=== PROBLEM TO SOLVE ===
Give the count of lines holding the string "screenshot" and nothing else.

=== PROVIDED ENTRIES ===
<<<<

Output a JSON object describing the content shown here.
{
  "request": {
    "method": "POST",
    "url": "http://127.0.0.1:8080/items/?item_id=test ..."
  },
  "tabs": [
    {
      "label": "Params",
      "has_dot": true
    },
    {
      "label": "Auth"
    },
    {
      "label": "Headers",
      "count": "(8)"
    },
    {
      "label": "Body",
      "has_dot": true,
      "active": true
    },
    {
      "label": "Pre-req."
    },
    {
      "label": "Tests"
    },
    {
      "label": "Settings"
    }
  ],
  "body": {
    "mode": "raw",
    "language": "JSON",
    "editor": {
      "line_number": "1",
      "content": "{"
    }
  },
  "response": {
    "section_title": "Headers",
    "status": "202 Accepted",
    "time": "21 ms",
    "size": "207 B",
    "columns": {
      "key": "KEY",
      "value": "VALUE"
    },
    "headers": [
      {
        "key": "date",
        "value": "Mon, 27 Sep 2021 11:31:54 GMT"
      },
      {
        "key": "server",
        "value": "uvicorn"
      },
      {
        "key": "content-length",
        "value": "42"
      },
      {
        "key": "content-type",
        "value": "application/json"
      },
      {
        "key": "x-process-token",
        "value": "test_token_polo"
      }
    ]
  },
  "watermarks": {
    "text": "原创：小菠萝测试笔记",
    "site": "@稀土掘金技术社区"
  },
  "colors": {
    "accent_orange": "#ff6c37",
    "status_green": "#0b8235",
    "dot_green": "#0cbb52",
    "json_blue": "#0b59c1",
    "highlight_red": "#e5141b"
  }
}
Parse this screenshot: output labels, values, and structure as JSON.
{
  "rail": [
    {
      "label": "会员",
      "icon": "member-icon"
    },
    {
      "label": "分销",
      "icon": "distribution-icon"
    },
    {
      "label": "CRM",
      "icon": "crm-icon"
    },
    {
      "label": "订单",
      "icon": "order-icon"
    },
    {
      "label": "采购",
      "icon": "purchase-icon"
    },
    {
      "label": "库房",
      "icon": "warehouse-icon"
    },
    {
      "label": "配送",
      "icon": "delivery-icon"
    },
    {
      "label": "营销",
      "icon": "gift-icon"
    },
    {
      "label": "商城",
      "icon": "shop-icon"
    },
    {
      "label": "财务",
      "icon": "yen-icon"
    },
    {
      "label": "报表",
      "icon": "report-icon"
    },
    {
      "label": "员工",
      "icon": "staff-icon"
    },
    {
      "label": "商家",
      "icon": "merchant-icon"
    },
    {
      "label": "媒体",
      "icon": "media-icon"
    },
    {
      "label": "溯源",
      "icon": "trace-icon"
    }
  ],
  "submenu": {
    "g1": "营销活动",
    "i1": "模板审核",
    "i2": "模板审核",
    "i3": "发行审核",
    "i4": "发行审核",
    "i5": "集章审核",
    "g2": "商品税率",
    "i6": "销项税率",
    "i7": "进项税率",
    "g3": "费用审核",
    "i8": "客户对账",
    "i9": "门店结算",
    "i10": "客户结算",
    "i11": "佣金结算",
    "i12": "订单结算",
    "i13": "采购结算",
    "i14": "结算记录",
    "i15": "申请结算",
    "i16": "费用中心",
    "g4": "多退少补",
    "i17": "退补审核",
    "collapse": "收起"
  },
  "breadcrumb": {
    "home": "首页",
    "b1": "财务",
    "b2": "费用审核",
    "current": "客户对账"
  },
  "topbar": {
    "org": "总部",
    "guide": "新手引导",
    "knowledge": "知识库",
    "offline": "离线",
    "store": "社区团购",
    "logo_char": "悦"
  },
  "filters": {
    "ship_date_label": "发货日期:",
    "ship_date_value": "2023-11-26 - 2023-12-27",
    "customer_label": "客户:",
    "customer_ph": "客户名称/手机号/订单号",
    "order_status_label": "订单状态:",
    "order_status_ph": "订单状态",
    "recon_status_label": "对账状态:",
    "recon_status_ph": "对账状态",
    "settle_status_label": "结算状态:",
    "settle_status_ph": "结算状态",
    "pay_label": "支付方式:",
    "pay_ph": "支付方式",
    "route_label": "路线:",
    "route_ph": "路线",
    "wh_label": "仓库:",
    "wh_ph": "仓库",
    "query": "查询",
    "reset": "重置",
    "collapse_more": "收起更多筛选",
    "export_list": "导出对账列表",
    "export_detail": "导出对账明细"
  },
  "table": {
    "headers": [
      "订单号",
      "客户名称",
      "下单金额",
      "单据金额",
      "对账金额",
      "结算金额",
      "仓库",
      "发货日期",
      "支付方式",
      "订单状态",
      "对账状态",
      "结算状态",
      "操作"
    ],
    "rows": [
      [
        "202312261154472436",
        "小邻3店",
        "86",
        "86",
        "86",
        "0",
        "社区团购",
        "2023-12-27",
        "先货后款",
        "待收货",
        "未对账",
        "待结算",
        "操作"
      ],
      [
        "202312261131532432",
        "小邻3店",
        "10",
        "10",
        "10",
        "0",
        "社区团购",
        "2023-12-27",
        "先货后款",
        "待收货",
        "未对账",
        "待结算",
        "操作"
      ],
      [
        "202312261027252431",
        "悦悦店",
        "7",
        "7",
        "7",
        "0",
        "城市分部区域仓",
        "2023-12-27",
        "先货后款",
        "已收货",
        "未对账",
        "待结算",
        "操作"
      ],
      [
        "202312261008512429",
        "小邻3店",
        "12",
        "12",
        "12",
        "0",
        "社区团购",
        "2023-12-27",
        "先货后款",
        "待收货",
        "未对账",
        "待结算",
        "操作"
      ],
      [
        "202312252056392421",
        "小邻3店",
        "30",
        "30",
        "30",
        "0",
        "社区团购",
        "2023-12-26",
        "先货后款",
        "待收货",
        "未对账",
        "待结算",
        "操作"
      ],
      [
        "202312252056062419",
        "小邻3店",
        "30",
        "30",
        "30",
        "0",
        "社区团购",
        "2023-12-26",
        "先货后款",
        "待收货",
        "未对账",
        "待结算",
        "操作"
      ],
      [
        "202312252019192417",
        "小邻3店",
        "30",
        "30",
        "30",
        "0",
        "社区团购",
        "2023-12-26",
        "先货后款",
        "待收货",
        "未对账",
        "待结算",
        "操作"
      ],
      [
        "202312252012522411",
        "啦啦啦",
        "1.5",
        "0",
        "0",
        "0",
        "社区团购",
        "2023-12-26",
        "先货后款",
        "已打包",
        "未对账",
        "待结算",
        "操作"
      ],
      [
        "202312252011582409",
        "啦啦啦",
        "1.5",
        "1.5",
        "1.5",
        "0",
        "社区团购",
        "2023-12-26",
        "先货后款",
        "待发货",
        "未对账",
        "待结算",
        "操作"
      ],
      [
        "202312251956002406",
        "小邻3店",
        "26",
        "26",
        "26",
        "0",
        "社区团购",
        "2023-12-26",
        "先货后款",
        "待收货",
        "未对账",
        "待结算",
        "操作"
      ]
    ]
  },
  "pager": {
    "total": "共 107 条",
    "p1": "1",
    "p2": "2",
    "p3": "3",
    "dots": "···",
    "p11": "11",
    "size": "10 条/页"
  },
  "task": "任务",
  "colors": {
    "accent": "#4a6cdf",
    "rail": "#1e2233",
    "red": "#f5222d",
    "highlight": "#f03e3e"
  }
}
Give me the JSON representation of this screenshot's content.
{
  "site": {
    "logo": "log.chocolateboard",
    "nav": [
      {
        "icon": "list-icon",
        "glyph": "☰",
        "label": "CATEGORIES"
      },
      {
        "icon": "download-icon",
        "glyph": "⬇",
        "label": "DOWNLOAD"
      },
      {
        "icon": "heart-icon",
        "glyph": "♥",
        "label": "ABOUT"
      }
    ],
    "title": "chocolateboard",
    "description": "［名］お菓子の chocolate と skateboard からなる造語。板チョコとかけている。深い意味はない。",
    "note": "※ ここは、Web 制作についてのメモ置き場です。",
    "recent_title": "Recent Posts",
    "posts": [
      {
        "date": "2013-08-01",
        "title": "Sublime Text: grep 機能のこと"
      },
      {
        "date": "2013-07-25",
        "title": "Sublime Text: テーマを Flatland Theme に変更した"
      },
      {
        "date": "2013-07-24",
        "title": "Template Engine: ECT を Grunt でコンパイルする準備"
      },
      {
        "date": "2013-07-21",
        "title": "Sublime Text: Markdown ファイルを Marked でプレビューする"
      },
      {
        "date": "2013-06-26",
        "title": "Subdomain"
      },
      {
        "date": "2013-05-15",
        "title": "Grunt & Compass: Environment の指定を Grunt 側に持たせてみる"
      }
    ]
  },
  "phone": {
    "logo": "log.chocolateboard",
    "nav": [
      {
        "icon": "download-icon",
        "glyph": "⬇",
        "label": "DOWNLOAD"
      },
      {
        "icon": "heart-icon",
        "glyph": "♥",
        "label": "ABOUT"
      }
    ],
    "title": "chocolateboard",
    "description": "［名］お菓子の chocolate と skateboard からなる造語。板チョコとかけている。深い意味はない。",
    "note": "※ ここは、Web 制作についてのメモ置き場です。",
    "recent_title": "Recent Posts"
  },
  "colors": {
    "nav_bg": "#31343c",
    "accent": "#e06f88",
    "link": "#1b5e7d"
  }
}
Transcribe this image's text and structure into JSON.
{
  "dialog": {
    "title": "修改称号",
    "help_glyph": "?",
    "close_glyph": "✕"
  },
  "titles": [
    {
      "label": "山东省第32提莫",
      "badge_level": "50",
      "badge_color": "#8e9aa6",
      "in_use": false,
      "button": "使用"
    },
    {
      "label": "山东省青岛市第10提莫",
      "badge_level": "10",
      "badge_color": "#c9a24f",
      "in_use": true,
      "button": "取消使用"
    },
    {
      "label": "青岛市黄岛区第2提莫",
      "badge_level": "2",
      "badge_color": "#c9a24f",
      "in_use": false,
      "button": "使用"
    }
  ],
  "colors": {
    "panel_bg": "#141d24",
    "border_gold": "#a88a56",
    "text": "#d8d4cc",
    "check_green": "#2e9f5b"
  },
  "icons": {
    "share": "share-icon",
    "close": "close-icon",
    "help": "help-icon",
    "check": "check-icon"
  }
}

>>>>

=== ANSWER TO THE PROBLEM ===
2